Return the listing below unchanged, minus its pictures.

[Collection entries]
........

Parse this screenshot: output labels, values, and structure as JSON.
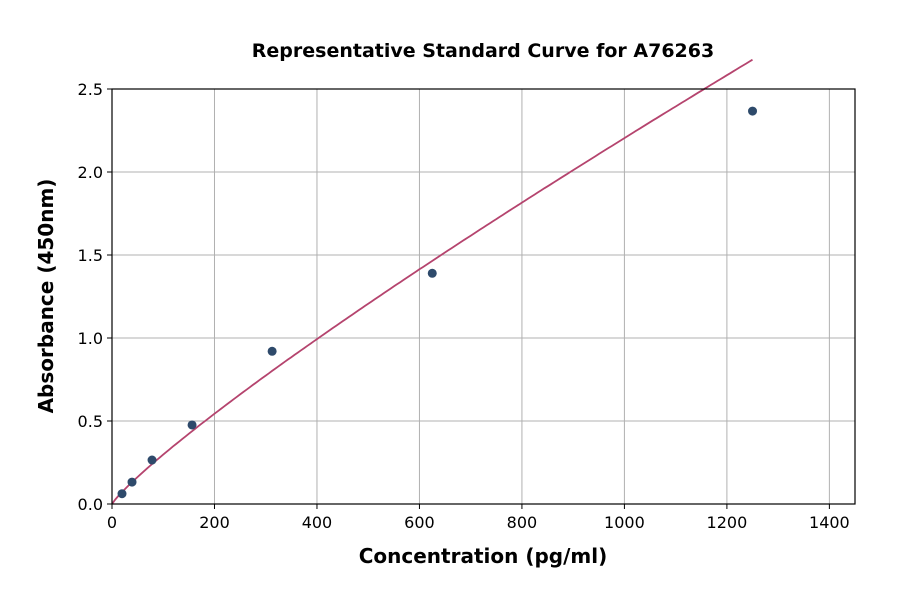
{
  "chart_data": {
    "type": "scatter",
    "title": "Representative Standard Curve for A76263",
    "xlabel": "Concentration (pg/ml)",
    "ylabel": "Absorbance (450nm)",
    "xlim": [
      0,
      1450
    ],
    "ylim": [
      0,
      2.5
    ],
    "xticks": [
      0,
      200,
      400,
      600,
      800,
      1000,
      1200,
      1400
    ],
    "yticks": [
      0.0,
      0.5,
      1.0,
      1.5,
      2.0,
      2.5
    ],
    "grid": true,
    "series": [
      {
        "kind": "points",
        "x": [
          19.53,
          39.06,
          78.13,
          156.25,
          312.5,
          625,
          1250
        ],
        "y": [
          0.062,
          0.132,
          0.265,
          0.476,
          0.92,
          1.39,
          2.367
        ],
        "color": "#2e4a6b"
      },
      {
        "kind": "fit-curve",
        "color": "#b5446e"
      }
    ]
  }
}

........

▶ **Written response**:
Parse this screenshot: output labels, values, and structure as JSON.
{
  "chart_data": {
    "type": "scatter",
    "title": "Representative Standard Curve for A76263",
    "xlabel": "Concentration (pg/ml)",
    "ylabel": "Absorbance (450nm)",
    "xlim": [
      0,
      1450
    ],
    "ylim": [
      0,
      2.5
    ],
    "xticks": [
      0,
      200,
      400,
      600,
      800,
      1000,
      1200,
      1400
    ],
    "yticks": [
      0.0,
      0.5,
      1.0,
      1.5,
      2.0,
      2.5
    ],
    "grid": true,
    "series": [
      {
        "kind": "points",
        "x": [
          19.53,
          39.06,
          78.13,
          156.25,
          312.5,
          625,
          1250
        ],
        "y": [
          0.062,
          0.132,
          0.265,
          0.476,
          0.92,
          1.39,
          2.367
        ],
        "color": "#2e4a6b"
      },
      {
        "kind": "fit-curve",
        "color": "#b5446e"
      }
    ]
  }
}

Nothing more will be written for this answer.